• _Given entries_:
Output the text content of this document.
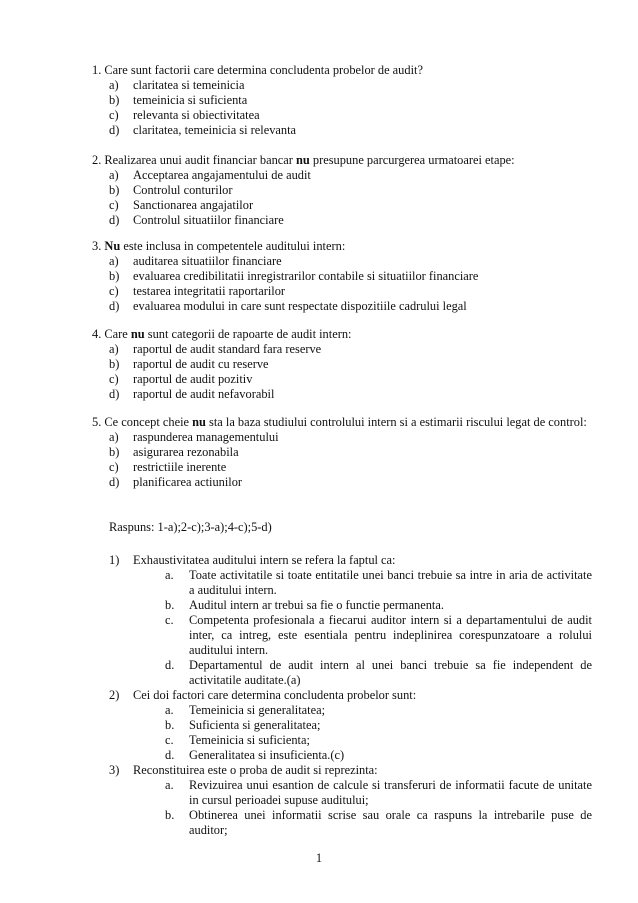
1. Care sunt factorii care determina concludenta probelor de audit?

a) claritatea si temeinicia
b) temeinicia si suficienta
c) relevanta si obiectivitatea
d) claritatea, temeinicia si relevanta

2. Realizarea unui audit financiar bancar nu presupune parcurgerea urmatoarei etape:

a) Acceptarea angajamentului de audit
b) Controlul conturilor
c) Sanctionarea angajatilor
d) Controlul situatiilor financiare

3. Nu este inclusa in competentele auditului intern:

a) auditarea situatiilor financiare
b) evaluarea credibilitatii inregistrarilor contabile si situatiilor financiare
c) testarea integritatii raportarilor
d) evaluarea modului in care sunt respectate dispozitiile cadrului legal

4. Care nu sunt categorii de rapoarte de audit intern:

a) raportul de audit standard fara reserve
b) raportul de audit cu reserve
c) raportul de audit pozitiv
d) raportul de audit nefavorabil

5. Ce concept cheie nu sta la baza studiului controlului intern si a estimarii riscului legat de control:

a) raspunderea managementului
b) asigurarea rezonabila
c) restrictiile inerente
d) planificarea actiunilor
Raspuns: 1-a);2-c);3-a);4-c);5-d)
1) Exhaustivitatea auditului intern se refera la faptul ca:
a. Toate activitatile si toate entitatile unei banci trebuie sa intre in aria de activitate a auditului intern.
b. Auditul intern ar trebui sa fie o functie permanenta.
c. Competenta profesionala a fiecarui auditor intern si a departamentului de audit inter, ca intreg, este esentiala pentru indeplinirea corespunzatoare a rolului auditului intern.
d. Departamentul de audit intern al unei banci trebuie sa fie independent de activitatile auditate.(a)
2) Cei doi factori care determina concludenta probelor sunt:
a. Temeinicia si generalitatea;
b. Suficienta si generalitatea;
c. Temeinicia si suficienta;
d. Generalitatea si insuficienta.(c)
3) Reconstituirea este o proba de audit si reprezinta:
a. Revizuirea unui esantion de calcule si transferuri de informatii facute de unitate in cursul perioadei supuse auditului;
b. Obtinerea unei informatii scrise sau orale ca raspuns la intrebarile puse de auditor;
1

• _What the task requires_: Every entry above is to be set down exactly; the pictures are to be left out.

• _Written reply_:
Output the text content of this document.
1. Care sunt factorii care determina concludenta probelor de audit?

a) claritatea si temeinicia
b) temeinicia si suficienta
c) relevanta si obiectivitatea
d) claritatea, temeinicia si relevanta

2. Realizarea unui audit financiar bancar nu presupune parcurgerea urmatoarei etape:

a) Acceptarea angajamentului de audit
b) Controlul conturilor
c) Sanctionarea angajatilor
d) Controlul situatiilor financiare

3. Nu este inclusa in competentele auditului intern:

a) auditarea situatiilor financiare
b) evaluarea credibilitatii inregistrarilor contabile si situatiilor financiare
c) testarea integritatii raportarilor
d) evaluarea modului in care sunt respectate dispozitiile cadrului legal

4. Care nu sunt categorii de rapoarte de audit intern:

a) raportul de audit standard fara reserve
b) raportul de audit cu reserve
c) raportul de audit pozitiv
d) raportul de audit nefavorabil

5. Ce concept cheie nu sta la baza studiului controlului intern si a estimarii riscului legat de control:

a) raspunderea managementului
b) asigurarea rezonabila
c) restrictiile inerente
d) planificarea actiunilor
Raspuns: 1-a);2-c);3-a);4-c);5-d)
1) Exhaustivitatea auditului intern se refera la faptul ca:
a. Toate activitatile si toate entitatile unei banci trebuie sa intre in aria de activitate a auditului intern.
b. Auditul intern ar trebui sa fie o functie permanenta.
c. Competenta profesionala a fiecarui auditor intern si a departamentului de audit inter, ca intreg, este esentiala pentru indeplinirea corespunzatoare a rolului auditului intern.
d. Departamentul de audit intern al unei banci trebuie sa fie independent de activitatile auditate.(a)
2) Cei doi factori care determina concludenta probelor sunt:
a. Temeinicia si generalitatea;
b. Suficienta si generalitatea;
c. Temeinicia si suficienta;
d. Generalitatea si insuficienta.(c)
3) Reconstituirea este o proba de audit si reprezinta:
a. Revizuirea unui esantion de calcule si transferuri de informatii facute de unitate in cursul perioadei supuse auditului;
b. Obtinerea unei informatii scrise sau orale ca raspuns la intrebarile puse de auditor;
1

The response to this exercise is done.